WHAT YOU ARE ASKED TO DO:
Output all of the records exactly as written.

DATASET RECORDS:
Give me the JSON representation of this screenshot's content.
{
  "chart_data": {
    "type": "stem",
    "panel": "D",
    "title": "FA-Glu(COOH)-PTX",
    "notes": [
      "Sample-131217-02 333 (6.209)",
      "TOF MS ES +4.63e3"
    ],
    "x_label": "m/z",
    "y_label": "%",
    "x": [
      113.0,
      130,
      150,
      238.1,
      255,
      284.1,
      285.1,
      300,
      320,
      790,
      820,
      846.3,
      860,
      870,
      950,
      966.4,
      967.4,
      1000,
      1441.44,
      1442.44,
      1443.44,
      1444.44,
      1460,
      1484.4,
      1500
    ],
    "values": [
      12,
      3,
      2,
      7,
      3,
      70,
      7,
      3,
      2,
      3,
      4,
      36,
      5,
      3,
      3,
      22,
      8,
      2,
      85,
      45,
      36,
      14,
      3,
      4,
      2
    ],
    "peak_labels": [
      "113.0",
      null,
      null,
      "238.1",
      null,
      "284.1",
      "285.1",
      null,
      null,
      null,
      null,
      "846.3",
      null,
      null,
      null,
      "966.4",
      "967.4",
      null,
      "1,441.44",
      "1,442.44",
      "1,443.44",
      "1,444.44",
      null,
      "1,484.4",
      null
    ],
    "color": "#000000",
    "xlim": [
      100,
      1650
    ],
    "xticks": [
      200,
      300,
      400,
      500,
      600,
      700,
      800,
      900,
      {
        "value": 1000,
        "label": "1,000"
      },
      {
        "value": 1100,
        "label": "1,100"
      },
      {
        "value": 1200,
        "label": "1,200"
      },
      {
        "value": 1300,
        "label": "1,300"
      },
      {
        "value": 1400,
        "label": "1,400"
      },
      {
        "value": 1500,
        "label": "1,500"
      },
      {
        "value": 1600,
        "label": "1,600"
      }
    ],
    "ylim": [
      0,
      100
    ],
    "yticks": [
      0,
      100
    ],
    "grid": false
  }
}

EXERCISE OUTPUT:
Give me the JSON representation of this screenshot's content.
{
  "chart_data": {
    "type": "stem",
    "panel": "D",
    "title": "FA-Glu(COOH)-PTX",
    "notes": [
      "Sample-131217-02 333 (6.209)",
      "TOF MS ES +4.63e3"
    ],
    "x_label": "m/z",
    "y_label": "%",
    "x": [
      113.0,
      130,
      150,
      238.1,
      255,
      284.1,
      285.1,
      300,
      320,
      790,
      820,
      846.3,
      860,
      870,
      950,
      966.4,
      967.4,
      1000,
      1441.44,
      1442.44,
      1443.44,
      1444.44,
      1460,
      1484.4,
      1500
    ],
    "values": [
      12,
      3,
      2,
      7,
      3,
      70,
      7,
      3,
      2,
      3,
      4,
      36,
      5,
      3,
      3,
      22,
      8,
      2,
      85,
      45,
      36,
      14,
      3,
      4,
      2
    ],
    "peak_labels": [
      "113.0",
      null,
      null,
      "238.1",
      null,
      "284.1",
      "285.1",
      null,
      null,
      null,
      null,
      "846.3",
      null,
      null,
      null,
      "966.4",
      "967.4",
      null,
      "1,441.44",
      "1,442.44",
      "1,443.44",
      "1,444.44",
      null,
      "1,484.4",
      null
    ],
    "color": "#000000",
    "xlim": [
      100,
      1650
    ],
    "xticks": [
      200,
      300,
      400,
      500,
      600,
      700,
      800,
      900,
      {
        "value": 1000,
        "label": "1,000"
      },
      {
        "value": 1100,
        "label": "1,100"
      },
      {
        "value": 1200,
        "label": "1,200"
      },
      {
        "value": 1300,
        "label": "1,300"
      },
      {
        "value": 1400,
        "label": "1,400"
      },
      {
        "value": 1500,
        "label": "1,500"
      },
      {
        "value": 1600,
        "label": "1,600"
      }
    ],
    "ylim": [
      0,
      100
    ],
    "yticks": [
      0,
      100
    ],
    "grid": false
  }
}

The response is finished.